Text segment »
_____

In a supplementary affidavit, the respondent addresses the administration fee as follows:
"10.2 the applicant asserts that the respondent owes it an amount of R 13 444 948.53 in administration fees. Similarly, this is incorrect and the respondent in fact owes the applicant a sum of R5 695 026.50 for administration fees.”
[28] This payment (in whichever amount) will be made from funds that are being held by Cavalier Abattoir as well as the cattle still on the farm but ready to be moved. The respondent ardently denies the averment that it is factually or commercially insolvent. This contention is fortified by critical findings made against the auditor's report filed by the applicant, and the conclusions that it is factually and commercially insolvent.

_____

Exercise instructions »
a) Translate this sentence from the administration-fee passage into Spanish: "The respondent ardently denies the averment that it is factually or commercially insolvent."
b) In the administration-fee passage, what sum does the respondent say it actually owes the applicant for administration fees?
c) Reproduce the part of the administration-fee passage that begins at the words "[28] This payment" and stops after "and commercially insolvent.".

Available data »
_____

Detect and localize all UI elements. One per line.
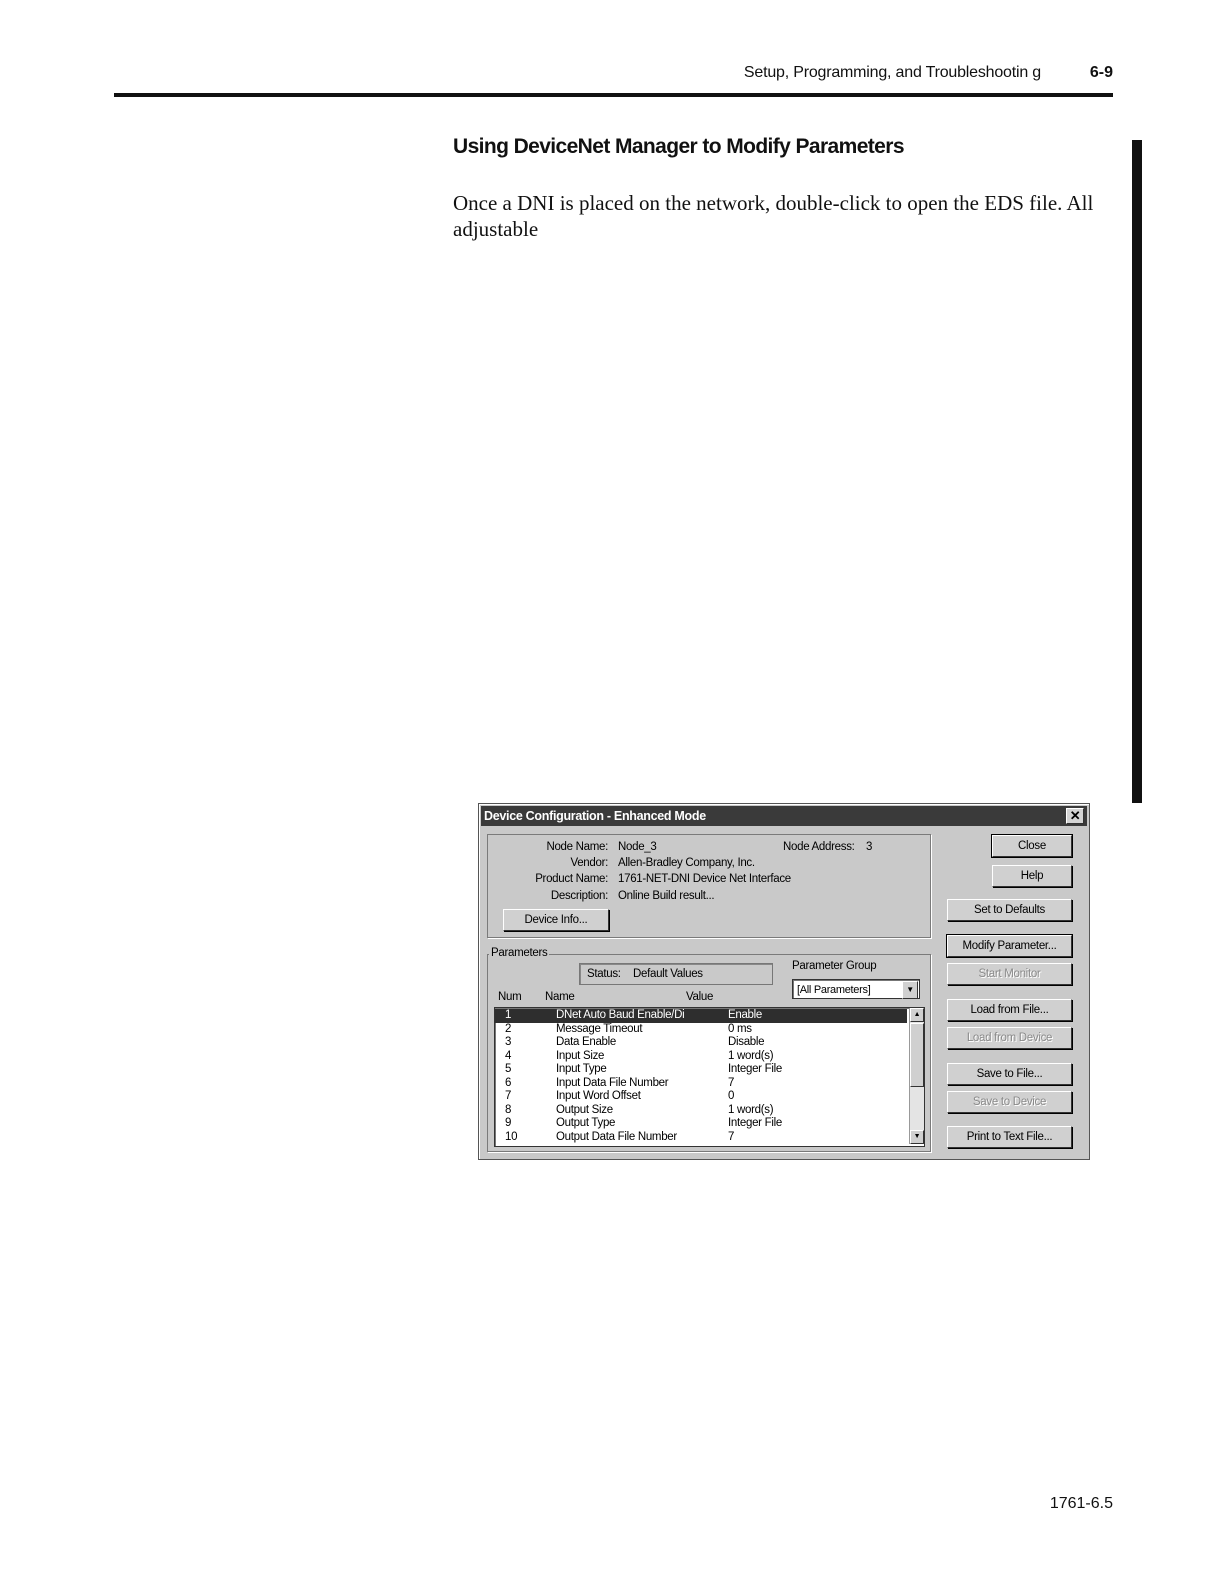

_____

Final answers »
a) La parte demandada niega enérgicamente la afirmación de que sea insolvente de hecho o comercialmente.

b) R5 695 026.50

c)
[28] This payment (in whichever amount) will be made from funds that are being held by Cavalier Abattoir as well as the cattle still on the farm but ready to be moved. The respondent ardently denies the averment that it is factually or commercially insolvent. This contention is fortified by critical findings made against the auditor's report filed by the applicant, and the conclusions that it is factually and commercially insolvent.